DATA TO USE =>

■ ■ ■ ■

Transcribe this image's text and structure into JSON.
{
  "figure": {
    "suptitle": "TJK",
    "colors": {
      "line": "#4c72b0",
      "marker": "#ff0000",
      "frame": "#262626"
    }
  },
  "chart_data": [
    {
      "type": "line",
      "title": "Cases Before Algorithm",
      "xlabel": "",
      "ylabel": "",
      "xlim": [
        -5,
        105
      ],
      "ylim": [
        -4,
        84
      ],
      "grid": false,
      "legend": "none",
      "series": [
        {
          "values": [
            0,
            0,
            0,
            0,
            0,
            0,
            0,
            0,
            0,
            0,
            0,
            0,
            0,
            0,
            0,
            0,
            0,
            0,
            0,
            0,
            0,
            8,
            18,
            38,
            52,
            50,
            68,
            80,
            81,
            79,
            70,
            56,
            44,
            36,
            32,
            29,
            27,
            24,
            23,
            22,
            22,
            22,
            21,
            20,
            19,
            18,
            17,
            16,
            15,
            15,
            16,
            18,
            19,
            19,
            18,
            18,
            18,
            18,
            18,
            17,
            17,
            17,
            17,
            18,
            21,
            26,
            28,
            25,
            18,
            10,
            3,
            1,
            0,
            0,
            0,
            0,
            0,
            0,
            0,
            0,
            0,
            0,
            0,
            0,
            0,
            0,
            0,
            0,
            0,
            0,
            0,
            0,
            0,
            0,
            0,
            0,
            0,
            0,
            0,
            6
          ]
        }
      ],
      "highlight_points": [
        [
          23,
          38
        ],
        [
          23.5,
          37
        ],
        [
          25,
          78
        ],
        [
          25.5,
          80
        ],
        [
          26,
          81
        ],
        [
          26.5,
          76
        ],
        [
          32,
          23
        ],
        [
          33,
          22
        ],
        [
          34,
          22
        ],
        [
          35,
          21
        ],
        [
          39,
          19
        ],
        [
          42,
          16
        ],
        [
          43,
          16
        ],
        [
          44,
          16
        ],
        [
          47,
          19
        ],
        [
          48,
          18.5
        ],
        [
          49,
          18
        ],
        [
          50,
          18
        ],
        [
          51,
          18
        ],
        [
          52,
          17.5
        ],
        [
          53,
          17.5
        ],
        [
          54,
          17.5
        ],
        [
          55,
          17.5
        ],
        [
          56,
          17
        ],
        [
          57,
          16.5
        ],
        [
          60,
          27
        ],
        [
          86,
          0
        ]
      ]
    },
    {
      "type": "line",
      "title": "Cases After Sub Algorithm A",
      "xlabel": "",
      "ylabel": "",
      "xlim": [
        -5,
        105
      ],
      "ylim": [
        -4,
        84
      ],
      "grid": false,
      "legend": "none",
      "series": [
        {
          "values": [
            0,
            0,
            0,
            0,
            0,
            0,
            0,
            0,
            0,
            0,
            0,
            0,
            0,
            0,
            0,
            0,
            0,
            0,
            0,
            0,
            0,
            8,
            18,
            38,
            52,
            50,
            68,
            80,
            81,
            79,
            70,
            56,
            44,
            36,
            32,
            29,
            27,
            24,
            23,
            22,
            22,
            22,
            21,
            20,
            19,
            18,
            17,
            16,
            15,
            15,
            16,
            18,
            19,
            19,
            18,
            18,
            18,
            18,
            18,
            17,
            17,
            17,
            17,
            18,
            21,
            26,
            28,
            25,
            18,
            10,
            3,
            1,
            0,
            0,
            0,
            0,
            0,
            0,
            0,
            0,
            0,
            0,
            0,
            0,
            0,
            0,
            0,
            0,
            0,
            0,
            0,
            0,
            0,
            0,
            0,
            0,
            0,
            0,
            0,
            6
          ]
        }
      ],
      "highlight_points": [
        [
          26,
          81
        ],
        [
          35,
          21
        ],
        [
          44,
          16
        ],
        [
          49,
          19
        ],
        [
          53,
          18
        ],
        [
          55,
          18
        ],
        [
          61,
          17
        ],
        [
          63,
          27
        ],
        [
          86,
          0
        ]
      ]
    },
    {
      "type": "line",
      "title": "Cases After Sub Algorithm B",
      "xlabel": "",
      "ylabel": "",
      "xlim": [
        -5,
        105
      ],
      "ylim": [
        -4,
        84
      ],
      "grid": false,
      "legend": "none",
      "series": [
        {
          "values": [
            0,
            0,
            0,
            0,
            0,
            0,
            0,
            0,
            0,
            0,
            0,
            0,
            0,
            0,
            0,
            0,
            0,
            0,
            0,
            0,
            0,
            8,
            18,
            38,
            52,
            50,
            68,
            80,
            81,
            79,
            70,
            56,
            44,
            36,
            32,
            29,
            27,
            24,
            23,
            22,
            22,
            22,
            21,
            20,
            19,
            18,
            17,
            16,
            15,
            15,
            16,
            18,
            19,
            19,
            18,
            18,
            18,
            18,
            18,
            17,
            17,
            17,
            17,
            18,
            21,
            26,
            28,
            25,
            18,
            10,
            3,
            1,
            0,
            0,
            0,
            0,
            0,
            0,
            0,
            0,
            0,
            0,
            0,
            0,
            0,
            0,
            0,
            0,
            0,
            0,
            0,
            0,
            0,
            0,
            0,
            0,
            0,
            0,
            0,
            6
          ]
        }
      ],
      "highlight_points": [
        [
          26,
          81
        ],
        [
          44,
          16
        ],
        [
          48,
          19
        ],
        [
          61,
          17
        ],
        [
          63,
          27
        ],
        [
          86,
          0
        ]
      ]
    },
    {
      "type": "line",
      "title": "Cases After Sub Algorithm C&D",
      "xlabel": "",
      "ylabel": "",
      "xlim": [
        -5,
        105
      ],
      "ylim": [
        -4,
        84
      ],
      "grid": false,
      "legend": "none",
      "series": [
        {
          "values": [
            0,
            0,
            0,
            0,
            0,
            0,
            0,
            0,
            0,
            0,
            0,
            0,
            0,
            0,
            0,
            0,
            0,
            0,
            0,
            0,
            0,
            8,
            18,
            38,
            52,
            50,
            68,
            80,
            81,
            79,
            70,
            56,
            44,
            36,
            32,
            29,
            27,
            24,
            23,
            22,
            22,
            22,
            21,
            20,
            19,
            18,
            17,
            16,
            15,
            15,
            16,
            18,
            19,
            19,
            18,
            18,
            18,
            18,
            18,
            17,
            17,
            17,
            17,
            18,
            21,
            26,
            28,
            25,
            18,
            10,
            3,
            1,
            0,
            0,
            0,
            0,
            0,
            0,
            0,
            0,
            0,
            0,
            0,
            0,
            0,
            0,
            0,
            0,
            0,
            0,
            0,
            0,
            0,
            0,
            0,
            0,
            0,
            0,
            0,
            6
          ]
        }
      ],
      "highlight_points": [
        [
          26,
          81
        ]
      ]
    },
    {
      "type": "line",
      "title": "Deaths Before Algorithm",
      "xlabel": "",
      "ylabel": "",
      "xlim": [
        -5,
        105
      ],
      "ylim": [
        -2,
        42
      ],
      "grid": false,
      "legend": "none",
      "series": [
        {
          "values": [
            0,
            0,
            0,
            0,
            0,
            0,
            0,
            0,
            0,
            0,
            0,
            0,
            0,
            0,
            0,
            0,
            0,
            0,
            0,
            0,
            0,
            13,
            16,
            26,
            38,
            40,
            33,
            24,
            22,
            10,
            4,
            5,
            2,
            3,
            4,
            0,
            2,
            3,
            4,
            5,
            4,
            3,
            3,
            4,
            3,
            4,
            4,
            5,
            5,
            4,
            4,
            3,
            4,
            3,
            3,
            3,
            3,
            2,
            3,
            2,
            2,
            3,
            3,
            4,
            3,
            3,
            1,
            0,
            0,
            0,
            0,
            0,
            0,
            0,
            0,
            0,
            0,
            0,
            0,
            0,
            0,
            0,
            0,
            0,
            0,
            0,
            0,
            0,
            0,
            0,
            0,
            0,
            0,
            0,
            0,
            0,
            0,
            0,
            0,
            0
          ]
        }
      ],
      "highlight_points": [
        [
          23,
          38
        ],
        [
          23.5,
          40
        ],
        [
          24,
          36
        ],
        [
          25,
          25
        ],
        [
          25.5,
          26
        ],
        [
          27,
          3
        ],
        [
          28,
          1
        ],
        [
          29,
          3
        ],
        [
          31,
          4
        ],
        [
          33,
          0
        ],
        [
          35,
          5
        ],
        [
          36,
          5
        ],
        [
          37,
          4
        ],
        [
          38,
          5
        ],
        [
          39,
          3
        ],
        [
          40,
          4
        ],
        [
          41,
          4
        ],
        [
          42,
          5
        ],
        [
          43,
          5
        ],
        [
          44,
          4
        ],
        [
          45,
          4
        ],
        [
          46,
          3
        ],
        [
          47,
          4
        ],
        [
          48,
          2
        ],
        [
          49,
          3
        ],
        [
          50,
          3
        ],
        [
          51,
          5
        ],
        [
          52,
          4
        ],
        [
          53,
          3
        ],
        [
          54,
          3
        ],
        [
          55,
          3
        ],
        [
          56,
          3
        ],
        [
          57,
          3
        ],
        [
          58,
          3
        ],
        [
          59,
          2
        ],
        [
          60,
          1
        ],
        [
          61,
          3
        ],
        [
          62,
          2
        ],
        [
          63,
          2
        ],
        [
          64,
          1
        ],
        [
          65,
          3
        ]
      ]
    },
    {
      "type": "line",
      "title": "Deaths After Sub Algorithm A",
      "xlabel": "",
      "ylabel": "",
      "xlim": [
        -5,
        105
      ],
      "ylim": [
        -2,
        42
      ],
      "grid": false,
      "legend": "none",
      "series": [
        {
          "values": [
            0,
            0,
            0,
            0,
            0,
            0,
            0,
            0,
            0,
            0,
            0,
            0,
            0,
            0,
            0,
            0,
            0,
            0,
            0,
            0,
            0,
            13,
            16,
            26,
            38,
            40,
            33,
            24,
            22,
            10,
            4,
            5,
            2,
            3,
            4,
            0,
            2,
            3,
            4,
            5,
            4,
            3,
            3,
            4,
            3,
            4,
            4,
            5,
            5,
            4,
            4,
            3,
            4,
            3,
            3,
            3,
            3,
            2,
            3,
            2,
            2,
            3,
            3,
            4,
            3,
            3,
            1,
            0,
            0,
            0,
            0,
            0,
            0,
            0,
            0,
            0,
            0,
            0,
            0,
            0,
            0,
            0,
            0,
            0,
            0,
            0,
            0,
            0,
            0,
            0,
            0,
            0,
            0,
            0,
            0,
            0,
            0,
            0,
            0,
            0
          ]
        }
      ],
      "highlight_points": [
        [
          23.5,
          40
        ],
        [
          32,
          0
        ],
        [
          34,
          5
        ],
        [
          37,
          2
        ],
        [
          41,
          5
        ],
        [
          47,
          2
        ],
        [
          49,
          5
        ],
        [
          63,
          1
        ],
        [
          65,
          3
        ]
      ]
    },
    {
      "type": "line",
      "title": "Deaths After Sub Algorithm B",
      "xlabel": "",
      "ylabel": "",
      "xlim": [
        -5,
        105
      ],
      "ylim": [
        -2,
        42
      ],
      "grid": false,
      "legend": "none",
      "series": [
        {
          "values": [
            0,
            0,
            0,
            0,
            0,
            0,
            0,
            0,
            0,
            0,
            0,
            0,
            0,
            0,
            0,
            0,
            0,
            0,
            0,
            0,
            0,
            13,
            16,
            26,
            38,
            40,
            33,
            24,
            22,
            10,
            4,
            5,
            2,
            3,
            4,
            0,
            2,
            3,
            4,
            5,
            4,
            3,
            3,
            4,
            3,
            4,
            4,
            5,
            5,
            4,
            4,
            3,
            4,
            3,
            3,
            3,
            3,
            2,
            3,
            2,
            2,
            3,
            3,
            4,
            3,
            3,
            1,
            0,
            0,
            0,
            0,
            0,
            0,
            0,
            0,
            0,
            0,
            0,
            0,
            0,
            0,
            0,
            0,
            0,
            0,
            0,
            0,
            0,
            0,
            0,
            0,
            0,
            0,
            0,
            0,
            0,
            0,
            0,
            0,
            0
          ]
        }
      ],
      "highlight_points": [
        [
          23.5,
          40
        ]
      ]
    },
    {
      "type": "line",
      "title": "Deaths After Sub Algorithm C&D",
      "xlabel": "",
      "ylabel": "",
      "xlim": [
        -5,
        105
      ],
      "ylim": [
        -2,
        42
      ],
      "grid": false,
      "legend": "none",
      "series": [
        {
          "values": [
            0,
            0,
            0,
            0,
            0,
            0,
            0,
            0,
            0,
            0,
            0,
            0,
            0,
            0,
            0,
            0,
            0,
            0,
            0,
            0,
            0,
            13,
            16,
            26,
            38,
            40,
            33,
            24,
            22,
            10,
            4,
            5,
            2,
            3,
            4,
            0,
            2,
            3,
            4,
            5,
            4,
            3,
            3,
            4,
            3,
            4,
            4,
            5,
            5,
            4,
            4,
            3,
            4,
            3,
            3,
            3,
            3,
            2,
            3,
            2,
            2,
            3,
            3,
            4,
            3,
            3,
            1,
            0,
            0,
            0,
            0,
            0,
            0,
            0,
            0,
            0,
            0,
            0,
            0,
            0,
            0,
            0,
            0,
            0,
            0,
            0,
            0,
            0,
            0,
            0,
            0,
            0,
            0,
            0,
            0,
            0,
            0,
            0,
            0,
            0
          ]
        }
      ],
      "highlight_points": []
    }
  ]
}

■ ■ ■ ■

STATED EXERCISE => For each line above that contains the word "Before", copy that line.

OUTPUT FOR THIS EXERCISE =>
      "title": "Cases Before Algorithm",
      "title": "Deaths Before Algorithm",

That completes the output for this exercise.